Restate every entry word for word.

(Recorded data)
-*-

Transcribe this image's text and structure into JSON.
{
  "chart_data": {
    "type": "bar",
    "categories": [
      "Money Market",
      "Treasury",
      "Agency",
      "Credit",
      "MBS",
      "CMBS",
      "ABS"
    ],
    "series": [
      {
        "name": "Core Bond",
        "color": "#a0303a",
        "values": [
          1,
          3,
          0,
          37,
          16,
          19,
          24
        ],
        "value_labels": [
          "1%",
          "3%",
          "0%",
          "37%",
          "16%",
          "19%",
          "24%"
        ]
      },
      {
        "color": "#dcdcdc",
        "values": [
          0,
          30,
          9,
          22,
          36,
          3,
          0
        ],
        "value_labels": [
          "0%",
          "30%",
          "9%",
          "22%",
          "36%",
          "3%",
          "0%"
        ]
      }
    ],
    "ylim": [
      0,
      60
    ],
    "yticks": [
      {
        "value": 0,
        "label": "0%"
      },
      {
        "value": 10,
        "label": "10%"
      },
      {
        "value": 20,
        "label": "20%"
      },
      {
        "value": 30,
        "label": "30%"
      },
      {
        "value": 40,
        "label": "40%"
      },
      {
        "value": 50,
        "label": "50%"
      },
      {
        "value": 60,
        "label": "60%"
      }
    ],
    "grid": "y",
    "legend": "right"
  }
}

-*-

Result below
Transcribe this image's text and structure into JSON.
{
  "chart_data": {
    "type": "bar",
    "categories": [
      "Money Market",
      "Treasury",
      "Agency",
      "Credit",
      "MBS",
      "CMBS",
      "ABS"
    ],
    "series": [
      {
        "name": "Core Bond",
        "color": "#a0303a",
        "values": [
          1,
          3,
          0,
          37,
          16,
          19,
          24
        ],
        "value_labels": [
          "1%",
          "3%",
          "0%",
          "37%",
          "16%",
          "19%",
          "24%"
        ]
      },
      {
        "color": "#dcdcdc",
        "values": [
          0,
          30,
          9,
          22,
          36,
          3,
          0
        ],
        "value_labels": [
          "0%",
          "30%",
          "9%",
          "22%",
          "36%",
          "3%",
          "0%"
        ]
      }
    ],
    "ylim": [
      0,
      60
    ],
    "yticks": [
      {
        "value": 0,
        "label": "0%"
      },
      {
        "value": 10,
        "label": "10%"
      },
      {
        "value": 20,
        "label": "20%"
      },
      {
        "value": 30,
        "label": "30%"
      },
      {
        "value": 40,
        "label": "40%"
      },
      {
        "value": 50,
        "label": "50%"
      },
      {
        "value": 60,
        "label": "60%"
      }
    ],
    "grid": "y",
    "legend": "right"
  }
}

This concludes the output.